* _Passage for review_:
Un-junking agency trunks

Participants in the Law Enforcement Technology "Junk in Your Trunk" program tell how organizers have un-junked their trunks

     Product: Extendo Bed assemblies

     Recipient Departments: Lacey (Washington) Police Department and Napoleon (North Dakota) Police Department

     Extendo Bed's experience in the "Junk in Your Trunk" program involved the Napoleon (North Dakota) and the Lacey (Washington) Police Departments. Extendo Bed Co. Inc. of Caldwell, Idaho, stepped forward to remedy each department's own unique custom organizational problems.

     Extendo Bed recognized each department and officer may have different requirements for organization. "What we do is go in and find out what the needs are," says Kim Cherry, Extendo Bed president. "We work with each individual, operator, driver or officer to form a solution that suits their specific needs."

     Disorganization became so out of hand that Lacey PD K-9 Officer Christopher Wenschhof had resorted to placing plastic bins on top of other plastic bins and putting a pile of important equipment on top. This obviously was not working to full efficiency, so he wrote to the "Junk in Your Trunk" program.

     "Man's best friend brings with him an excessive amount of canine clutter, from poop scoopers to a canine ballistic vest," says Wenschhof. "No matter how I rearranged things, there was always something I urgently needed in the very back. I had to pull everything in front out and onto the ground." To make matters worse, Wenschhof's troubles did not heel. Due to the weather conditions of the Pacific Northwest, he explains his equipment often resembled a soggy yard sale. "Before, every time I had to get some equipment, I dreaded going into the back of my vehicle," he says.

     The Napoleon PD was unavailable for comment, but their situation originated from a small budget with a small city. "Being only myself and one other part-time officer, we only have one vehicle, a 2001 Chevrolet Blazer, for a population of 850," writes (Ret.) Chief Darryl Bulzomi of the Napoleon PD. Like the Lacey PD, this department also relied on plastic bins, which officers unloaded onto the street to access gear or equipment buried underneath.

* _Required action A_: List every person named in the article on un-junking agency trunks.
* _Required action B_: In the article on un-junking agency trunks, retype the part that opens with the words containing "Product: Extendo Bed" and closes with "custom organizational problems.".
The items placed after this point are separate material and are not part of the article.

(Stored data entries)
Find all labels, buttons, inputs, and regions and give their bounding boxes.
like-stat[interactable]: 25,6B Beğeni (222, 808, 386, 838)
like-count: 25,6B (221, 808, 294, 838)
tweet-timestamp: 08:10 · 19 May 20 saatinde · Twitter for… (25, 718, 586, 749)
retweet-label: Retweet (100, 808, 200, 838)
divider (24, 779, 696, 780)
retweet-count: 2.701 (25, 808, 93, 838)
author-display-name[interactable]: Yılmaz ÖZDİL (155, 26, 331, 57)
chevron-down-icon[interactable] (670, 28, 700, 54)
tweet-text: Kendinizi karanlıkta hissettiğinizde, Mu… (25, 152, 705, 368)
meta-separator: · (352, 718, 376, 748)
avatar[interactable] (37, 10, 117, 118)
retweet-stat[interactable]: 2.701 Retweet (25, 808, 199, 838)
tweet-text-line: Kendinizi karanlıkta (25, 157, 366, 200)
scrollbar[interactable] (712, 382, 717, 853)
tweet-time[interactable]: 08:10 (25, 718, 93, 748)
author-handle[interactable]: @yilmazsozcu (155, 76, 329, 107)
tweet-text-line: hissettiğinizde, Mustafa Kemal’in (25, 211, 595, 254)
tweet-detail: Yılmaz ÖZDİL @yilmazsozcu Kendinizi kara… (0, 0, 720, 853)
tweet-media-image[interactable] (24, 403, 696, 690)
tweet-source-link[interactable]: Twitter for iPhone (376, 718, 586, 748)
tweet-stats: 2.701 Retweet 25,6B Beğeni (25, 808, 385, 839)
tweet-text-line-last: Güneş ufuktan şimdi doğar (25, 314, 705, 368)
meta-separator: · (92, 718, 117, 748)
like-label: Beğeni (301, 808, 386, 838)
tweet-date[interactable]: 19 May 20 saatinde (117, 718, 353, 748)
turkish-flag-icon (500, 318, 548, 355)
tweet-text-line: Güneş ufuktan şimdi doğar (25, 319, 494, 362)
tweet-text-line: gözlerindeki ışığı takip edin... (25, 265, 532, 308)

* _Answer A_: Kim Cherry, Christopher Wenschhof, Darryl Bulzomi

* _Answer B_:
Product: Extendo Bed assemblies

     Recipient Departments: Lacey (Washington) Police Department and Napoleon (North Dakota) Police Department

     Extendo Bed's experience in the "Junk in Your Trunk" program involved the Napoleon (North Dakota) and the Lacey (Washington) Police Departments. Extendo Bed Co. Inc. of Caldwell, Idaho, stepped forward to remedy each department's own unique custom organizational problems.